TASK
The entire listing is to be repeated verbatim.

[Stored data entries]
'''
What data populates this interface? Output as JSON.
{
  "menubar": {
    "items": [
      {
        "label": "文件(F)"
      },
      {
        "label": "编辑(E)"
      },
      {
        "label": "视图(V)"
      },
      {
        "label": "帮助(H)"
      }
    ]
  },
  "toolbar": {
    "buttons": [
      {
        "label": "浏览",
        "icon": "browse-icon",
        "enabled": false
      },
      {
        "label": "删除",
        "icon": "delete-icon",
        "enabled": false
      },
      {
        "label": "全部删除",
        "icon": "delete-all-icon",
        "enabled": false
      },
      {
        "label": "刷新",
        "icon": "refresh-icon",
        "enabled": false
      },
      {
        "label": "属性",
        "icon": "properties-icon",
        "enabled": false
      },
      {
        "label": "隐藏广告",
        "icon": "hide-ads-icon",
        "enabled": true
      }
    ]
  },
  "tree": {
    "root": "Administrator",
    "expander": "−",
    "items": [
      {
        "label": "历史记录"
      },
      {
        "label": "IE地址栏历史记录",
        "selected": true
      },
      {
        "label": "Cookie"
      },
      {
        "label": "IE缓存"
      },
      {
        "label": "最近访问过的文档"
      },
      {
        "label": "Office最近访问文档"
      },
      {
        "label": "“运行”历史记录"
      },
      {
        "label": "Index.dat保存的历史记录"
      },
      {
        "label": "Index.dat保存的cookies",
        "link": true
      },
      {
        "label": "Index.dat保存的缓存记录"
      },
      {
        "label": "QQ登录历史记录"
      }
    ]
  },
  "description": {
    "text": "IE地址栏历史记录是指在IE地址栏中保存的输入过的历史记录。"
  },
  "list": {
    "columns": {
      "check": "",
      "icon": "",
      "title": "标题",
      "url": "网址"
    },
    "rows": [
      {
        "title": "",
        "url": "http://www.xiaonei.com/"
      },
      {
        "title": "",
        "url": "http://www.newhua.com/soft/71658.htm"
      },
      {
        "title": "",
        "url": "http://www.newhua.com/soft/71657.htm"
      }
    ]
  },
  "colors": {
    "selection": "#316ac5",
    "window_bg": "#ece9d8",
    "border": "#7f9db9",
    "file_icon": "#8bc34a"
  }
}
'''
OUTPUT FOR THIS EXERCISE
What data populates this interface? Output as JSON.
{
  "menubar": {
    "items": [
      {
        "label": "文件(F)"
      },
      {
        "label": "编辑(E)"
      },
      {
        "label": "视图(V)"
      },
      {
        "label": "帮助(H)"
      }
    ]
  },
  "toolbar": {
    "buttons": [
      {
        "label": "浏览",
        "icon": "browse-icon",
        "enabled": false
      },
      {
        "label": "删除",
        "icon": "delete-icon",
        "enabled": false
      },
      {
        "label": "全部删除",
        "icon": "delete-all-icon",
        "enabled": false
      },
      {
        "label": "刷新",
        "icon": "refresh-icon",
        "enabled": false
      },
      {
        "label": "属性",
        "icon": "properties-icon",
        "enabled": false
      },
      {
        "label": "隐藏广告",
        "icon": "hide-ads-icon",
        "enabled": true
      }
    ]
  },
  "tree": {
    "root": "Administrator",
    "expander": "−",
    "items": [
      {
        "label": "历史记录"
      },
      {
        "label": "IE地址栏历史记录",
        "selected": true
      },
      {
        "label": "Cookie"
      },
      {
        "label": "IE缓存"
      },
      {
        "label": "最近访问过的文档"
      },
      {
        "label": "Office最近访问文档"
      },
      {
        "label": "“运行”历史记录"
      },
      {
        "label": "Index.dat保存的历史记录"
      },
      {
        "label": "Index.dat保存的cookies",
        "link": true
      },
      {
        "label": "Index.dat保存的缓存记录"
      },
      {
        "label": "QQ登录历史记录"
      }
    ]
  },
  "description": {
    "text": "IE地址栏历史记录是指在IE地址栏中保存的输入过的历史记录。"
  },
  "list": {
    "columns": {
      "check": "",
      "icon": "",
      "title": "标题",
      "url": "网址"
    },
    "rows": [
      {
        "title": "",
        "url": "http://www.xiaonei.com/"
      },
      {
        "title": "",
        "url": "http://www.newhua.com/soft/71658.htm"
      },
      {
        "title": "",
        "url": "http://www.newhua.com/soft/71657.htm"
      }
    ]
  },
  "colors": {
    "selection": "#316ac5",
    "window_bg": "#ece9d8",
    "border": "#7f9db9",
    "file_icon": "#8bc34a"
  }
}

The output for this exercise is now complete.